- [Direction] Review the material line by line. Identify and copy every line that contains the string "鼓励新型设摊".

## Begin Material provided

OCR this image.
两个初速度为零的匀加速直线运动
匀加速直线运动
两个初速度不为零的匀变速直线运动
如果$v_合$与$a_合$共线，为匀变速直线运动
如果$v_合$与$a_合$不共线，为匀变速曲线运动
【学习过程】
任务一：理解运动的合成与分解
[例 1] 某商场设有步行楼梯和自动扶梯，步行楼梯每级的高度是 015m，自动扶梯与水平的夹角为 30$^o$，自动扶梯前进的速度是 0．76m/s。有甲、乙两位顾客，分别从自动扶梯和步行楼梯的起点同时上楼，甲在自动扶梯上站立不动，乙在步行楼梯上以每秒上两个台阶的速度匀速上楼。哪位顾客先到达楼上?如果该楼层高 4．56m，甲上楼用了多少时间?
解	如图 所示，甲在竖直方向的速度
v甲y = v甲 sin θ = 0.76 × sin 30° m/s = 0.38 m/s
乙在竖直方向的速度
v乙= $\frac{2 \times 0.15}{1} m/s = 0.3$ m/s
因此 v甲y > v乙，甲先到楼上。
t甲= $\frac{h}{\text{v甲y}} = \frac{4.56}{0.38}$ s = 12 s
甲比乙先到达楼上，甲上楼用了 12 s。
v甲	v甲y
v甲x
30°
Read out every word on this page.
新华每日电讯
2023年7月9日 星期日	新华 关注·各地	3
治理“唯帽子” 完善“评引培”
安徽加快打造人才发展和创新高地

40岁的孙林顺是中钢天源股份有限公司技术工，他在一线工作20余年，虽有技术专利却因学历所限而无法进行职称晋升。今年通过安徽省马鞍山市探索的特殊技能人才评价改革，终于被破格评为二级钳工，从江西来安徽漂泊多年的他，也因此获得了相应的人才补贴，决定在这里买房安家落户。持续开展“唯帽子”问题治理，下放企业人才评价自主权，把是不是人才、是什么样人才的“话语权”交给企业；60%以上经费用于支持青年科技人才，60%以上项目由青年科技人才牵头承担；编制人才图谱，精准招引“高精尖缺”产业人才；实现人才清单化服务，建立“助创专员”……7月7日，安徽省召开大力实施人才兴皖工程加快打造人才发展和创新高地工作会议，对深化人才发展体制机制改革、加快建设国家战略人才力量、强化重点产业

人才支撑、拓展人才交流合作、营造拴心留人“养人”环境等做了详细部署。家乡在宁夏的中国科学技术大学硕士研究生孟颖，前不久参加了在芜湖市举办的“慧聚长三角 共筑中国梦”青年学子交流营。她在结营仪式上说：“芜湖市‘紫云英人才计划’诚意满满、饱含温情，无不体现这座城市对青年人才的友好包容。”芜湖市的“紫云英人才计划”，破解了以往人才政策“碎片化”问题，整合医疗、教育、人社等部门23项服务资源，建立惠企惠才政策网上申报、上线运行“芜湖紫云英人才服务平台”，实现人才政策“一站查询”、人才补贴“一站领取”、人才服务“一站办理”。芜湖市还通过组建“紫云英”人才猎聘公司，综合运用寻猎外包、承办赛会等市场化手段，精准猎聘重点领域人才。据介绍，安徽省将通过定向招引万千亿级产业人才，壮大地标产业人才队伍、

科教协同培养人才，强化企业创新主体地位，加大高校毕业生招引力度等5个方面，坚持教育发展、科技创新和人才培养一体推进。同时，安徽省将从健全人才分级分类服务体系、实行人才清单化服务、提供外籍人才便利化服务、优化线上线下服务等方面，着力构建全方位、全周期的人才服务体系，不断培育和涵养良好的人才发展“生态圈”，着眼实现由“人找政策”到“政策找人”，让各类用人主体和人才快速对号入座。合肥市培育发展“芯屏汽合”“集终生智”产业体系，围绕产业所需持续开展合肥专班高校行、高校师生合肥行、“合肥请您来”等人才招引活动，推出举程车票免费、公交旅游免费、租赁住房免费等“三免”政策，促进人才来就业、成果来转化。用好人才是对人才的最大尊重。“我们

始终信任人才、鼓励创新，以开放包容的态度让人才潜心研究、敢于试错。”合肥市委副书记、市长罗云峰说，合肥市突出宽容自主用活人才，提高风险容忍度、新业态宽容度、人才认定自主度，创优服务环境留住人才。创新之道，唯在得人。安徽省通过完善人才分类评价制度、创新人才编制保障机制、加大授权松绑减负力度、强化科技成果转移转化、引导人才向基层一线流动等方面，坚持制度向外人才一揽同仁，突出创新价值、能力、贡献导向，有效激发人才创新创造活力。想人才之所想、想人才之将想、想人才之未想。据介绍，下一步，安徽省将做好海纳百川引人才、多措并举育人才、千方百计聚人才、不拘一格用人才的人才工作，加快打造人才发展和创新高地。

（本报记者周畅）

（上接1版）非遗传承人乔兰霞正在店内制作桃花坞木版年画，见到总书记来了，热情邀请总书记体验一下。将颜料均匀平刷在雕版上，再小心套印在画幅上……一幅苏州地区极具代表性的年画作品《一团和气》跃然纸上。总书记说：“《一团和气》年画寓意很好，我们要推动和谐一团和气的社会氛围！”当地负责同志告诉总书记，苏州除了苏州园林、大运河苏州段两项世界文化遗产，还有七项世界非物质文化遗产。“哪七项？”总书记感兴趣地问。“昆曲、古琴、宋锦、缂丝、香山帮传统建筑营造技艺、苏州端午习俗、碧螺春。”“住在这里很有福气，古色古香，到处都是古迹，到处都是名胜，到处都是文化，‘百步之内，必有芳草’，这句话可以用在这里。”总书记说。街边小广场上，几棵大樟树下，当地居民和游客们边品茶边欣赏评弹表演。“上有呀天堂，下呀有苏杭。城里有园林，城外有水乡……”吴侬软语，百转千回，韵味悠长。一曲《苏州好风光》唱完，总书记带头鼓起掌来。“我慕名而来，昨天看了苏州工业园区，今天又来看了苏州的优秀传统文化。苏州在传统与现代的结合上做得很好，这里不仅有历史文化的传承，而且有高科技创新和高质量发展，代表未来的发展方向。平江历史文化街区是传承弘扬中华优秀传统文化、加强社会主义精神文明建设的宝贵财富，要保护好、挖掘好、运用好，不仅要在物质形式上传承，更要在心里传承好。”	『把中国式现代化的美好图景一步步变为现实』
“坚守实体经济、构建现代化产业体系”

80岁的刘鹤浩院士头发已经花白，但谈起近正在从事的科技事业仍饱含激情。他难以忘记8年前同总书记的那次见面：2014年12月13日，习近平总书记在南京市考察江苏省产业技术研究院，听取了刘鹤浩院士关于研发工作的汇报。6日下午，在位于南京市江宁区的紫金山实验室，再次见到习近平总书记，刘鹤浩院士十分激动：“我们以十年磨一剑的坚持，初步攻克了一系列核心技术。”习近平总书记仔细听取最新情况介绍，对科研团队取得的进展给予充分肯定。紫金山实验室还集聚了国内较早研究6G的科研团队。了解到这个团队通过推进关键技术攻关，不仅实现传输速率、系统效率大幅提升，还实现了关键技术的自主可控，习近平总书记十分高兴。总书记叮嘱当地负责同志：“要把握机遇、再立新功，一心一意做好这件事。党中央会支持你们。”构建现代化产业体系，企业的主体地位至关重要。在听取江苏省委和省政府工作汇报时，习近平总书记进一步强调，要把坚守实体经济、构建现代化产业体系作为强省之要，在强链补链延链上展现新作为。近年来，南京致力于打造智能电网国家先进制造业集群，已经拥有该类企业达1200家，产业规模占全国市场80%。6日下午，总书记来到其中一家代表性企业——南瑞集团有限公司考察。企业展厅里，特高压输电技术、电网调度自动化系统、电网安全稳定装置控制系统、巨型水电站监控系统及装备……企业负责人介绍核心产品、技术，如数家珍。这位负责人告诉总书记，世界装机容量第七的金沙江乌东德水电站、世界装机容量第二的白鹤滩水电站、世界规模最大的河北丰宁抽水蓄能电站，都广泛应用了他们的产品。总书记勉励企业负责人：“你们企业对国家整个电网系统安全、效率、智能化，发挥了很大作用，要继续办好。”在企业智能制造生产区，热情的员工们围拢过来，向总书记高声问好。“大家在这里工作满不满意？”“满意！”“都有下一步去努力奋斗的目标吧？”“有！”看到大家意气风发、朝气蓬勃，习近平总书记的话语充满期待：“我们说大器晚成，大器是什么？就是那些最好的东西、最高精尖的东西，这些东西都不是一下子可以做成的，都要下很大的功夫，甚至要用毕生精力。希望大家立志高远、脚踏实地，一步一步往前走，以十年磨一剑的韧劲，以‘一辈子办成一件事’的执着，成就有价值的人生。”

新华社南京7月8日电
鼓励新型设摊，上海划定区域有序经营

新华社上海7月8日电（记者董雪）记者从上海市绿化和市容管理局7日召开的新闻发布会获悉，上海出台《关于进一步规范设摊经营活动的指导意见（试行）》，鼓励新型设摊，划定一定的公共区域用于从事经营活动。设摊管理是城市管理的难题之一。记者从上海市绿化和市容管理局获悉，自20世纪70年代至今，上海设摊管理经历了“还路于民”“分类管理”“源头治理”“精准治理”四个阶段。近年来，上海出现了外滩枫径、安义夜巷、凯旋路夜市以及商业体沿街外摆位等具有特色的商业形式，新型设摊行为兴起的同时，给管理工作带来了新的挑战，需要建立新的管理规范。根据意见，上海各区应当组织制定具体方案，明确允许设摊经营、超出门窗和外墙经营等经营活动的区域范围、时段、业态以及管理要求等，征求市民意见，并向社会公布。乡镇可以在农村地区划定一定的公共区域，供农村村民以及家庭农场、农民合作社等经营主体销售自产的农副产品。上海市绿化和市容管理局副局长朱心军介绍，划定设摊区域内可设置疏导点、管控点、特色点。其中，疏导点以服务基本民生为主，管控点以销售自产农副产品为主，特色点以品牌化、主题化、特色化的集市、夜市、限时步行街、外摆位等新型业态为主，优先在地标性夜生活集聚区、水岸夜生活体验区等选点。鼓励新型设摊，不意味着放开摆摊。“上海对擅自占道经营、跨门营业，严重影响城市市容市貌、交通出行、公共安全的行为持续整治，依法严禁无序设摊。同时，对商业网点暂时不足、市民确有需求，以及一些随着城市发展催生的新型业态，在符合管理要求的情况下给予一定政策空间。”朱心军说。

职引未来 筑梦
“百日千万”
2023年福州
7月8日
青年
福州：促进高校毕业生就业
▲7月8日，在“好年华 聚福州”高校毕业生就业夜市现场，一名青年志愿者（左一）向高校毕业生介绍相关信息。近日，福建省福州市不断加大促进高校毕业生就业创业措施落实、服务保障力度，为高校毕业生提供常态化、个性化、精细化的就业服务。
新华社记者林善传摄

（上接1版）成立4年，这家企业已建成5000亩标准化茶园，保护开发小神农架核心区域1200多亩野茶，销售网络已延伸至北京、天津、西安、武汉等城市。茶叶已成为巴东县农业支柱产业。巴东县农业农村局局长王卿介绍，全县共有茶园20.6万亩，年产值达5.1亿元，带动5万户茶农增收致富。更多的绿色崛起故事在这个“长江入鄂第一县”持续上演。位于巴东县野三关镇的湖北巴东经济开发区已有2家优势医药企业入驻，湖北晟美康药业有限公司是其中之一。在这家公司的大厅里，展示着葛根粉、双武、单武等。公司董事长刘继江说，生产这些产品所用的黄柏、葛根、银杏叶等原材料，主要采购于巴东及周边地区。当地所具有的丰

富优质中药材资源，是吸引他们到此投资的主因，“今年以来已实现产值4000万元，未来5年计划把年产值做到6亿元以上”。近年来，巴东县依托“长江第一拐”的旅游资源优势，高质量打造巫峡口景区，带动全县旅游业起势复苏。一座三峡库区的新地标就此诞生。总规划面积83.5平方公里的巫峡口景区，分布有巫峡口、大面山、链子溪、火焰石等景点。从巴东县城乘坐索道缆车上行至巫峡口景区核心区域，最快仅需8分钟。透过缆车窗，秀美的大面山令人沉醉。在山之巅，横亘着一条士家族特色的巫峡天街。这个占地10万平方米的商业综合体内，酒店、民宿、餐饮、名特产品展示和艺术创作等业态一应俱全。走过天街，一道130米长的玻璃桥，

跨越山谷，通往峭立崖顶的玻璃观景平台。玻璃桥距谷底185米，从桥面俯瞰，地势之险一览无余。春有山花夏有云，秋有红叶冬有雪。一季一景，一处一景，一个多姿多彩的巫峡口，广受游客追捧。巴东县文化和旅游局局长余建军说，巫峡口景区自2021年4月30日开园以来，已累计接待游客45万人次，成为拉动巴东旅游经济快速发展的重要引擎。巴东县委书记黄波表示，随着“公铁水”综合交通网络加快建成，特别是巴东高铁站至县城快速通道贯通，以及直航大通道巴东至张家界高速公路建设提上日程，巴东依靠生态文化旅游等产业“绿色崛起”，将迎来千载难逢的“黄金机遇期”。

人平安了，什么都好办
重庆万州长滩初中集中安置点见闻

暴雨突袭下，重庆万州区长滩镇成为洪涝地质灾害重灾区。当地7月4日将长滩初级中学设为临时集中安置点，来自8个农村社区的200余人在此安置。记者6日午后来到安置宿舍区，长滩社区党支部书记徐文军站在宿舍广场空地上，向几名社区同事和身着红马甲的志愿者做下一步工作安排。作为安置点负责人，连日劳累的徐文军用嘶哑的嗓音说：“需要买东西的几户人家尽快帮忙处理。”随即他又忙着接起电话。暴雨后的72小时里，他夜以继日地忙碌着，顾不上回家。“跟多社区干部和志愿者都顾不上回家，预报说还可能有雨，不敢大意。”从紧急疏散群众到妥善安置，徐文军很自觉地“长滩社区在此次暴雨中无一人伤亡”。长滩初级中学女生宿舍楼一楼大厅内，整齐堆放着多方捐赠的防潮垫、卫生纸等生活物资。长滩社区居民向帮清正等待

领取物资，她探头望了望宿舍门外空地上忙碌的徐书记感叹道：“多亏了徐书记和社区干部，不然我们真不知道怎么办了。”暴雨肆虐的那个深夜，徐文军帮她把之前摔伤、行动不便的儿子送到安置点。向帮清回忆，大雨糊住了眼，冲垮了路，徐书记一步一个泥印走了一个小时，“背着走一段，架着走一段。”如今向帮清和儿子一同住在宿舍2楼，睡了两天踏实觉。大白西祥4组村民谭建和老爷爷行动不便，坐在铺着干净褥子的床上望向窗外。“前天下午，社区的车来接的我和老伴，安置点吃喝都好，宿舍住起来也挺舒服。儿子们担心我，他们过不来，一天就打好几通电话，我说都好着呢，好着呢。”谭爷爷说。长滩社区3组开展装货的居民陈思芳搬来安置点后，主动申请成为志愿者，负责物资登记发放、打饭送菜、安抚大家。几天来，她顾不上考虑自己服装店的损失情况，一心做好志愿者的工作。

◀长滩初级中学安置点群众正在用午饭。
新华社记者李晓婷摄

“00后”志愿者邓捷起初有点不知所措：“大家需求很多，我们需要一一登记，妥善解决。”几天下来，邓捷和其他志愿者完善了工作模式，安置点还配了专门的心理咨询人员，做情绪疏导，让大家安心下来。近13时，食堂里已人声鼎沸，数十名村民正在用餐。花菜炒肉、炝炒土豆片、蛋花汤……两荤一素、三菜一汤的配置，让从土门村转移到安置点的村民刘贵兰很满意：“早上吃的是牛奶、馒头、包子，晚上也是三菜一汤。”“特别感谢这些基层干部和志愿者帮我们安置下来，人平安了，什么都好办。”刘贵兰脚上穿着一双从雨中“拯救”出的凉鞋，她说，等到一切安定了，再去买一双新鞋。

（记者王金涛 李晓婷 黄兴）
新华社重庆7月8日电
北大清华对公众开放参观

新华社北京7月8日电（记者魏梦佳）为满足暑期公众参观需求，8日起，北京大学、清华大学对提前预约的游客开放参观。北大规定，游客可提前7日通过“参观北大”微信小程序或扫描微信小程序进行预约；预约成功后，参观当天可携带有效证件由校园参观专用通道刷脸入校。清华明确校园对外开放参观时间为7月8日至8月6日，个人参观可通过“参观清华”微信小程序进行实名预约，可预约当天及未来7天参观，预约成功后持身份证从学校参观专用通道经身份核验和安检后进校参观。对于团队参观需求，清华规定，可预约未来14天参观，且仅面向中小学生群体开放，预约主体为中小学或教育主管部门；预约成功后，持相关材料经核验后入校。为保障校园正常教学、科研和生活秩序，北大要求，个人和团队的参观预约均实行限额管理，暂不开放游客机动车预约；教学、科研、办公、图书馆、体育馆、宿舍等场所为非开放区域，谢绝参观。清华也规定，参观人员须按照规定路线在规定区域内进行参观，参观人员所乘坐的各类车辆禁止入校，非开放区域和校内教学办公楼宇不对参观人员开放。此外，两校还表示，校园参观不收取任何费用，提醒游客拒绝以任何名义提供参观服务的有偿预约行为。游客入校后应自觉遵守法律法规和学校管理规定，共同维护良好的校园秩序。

## End Material provided

- [Answer to the task]
鼓励新型设摊，上海划定区域有序经营
新华社上海7月8日电（记者董雪）记者从上海市绿化和市容管理局7日召开的新闻发布会获悉，上海出台《关于进一步规范设摊经营活动的指导意见（试行）》，鼓励新型设摊，划定一定的公共区域用于从事经营活动。设摊管理是城市管理的难题之一。记者从上海市绿化和市容管理局获悉，自20世纪70年代至今，上海设摊管理经历了“还路于民”“分类管理”“源头治理”“精准治理”四个阶段。近年来，上海出现了外滩枫径、安义夜巷、凯旋路夜市以及商业体沿街外摆位等具有特色的商业形式，新型设摊行为兴起的同时，给管理工作带来了新的挑战，需要建立新的管理规范。根据意见，上海各区应当组织制定具体方案，明确允许设摊经营、超出门窗和外墙经营等经营活动的区域范围、时段、业态以及管理要求等，征求市民意见，并向社会公布。乡镇可以在农村地区划定一定的公共区域，供农村村民以及家庭农场、农民合作社等经营主体销售自产的农副产品。上海市绿化和市容管理局副局长朱心军介绍，划定设摊区域内可设置疏导点、管控点、特色点。其中，疏导点以服务基本民生为主，管控点以销售自产农副产品为主，特色点以品牌化、主题化、特色化的集市、夜市、限时步行街、外摆位等新型业态为主，优先在地标性夜生活集聚区、水岸夜生活体验区等选点。鼓励新型设摊，不意味着放开摆摊。“上海对擅自占道经营、跨门营业，严重影响城市市容市貌、交通出行、公共安全的行为持续整治，依法严禁无序设摊。同时，对商业网点暂时不足、市民确有需求，以及一些随着城市发展催生的新型业态，在符合管理要求的情况下给予一定政策空间。”朱心军说。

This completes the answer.